Source data

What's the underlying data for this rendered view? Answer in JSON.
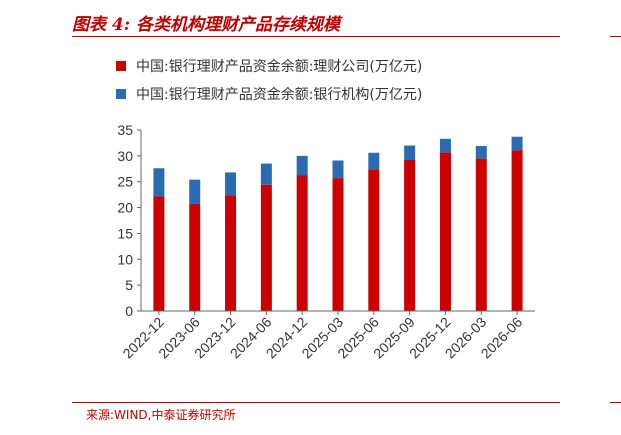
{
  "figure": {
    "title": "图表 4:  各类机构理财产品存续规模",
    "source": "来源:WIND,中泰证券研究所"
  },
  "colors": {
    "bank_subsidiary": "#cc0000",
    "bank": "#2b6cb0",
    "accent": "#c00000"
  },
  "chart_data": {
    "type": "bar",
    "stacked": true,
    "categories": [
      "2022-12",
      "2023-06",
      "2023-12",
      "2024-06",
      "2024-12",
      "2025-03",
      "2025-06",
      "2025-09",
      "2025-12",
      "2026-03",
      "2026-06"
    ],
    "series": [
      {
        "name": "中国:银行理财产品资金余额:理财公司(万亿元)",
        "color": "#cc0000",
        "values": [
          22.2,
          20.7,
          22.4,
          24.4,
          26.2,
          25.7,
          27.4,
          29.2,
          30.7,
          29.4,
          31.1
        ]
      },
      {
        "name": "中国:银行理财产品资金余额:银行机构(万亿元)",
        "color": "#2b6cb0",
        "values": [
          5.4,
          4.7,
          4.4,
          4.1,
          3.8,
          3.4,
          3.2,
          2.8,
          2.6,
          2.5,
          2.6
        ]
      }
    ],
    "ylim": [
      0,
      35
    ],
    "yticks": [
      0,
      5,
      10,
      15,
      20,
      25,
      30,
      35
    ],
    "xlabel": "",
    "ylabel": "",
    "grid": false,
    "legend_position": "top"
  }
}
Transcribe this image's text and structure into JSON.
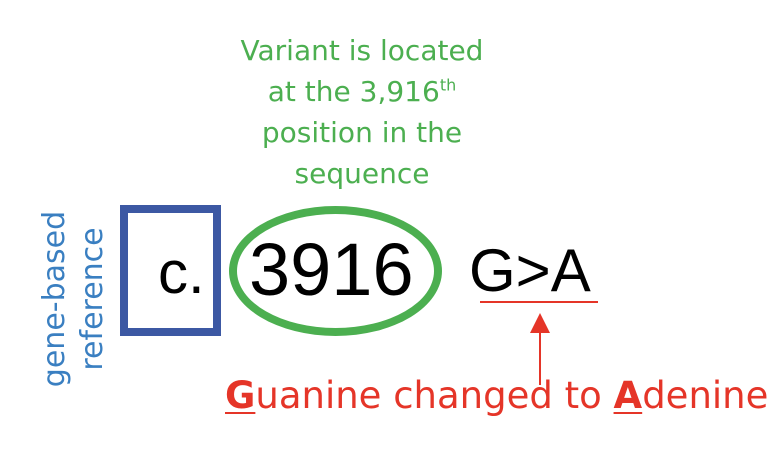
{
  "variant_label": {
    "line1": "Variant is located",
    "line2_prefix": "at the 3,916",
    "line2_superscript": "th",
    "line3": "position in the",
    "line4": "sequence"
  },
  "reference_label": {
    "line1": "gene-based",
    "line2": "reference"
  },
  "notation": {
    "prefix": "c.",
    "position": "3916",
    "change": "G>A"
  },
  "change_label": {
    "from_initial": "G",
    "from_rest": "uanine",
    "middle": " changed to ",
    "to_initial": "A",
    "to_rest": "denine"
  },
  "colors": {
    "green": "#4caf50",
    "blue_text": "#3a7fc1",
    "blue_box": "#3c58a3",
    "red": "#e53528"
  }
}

> [EXERCISE OBJECTIVE]
All lines from the one holding "Transcribe this image's" to the end of the listing above need to be duplicated exactly. None of the pictures should be included.

> [RESULT]
Transcribe this image's text and structure into JSON.
{
  "variant_label": {
    "line1": "Variant is located",
    "line2_prefix": "at the 3,916",
    "line2_superscript": "th",
    "line3": "position in the",
    "line4": "sequence"
  },
  "reference_label": {
    "line1": "gene-based",
    "line2": "reference"
  },
  "notation": {
    "prefix": "c.",
    "position": "3916",
    "change": "G>A"
  },
  "change_label": {
    "from_initial": "G",
    "from_rest": "uanine",
    "middle": " changed to ",
    "to_initial": "A",
    "to_rest": "denine"
  },
  "colors": {
    "green": "#4caf50",
    "blue_text": "#3a7fc1",
    "blue_box": "#3c58a3",
    "red": "#e53528"
  }
}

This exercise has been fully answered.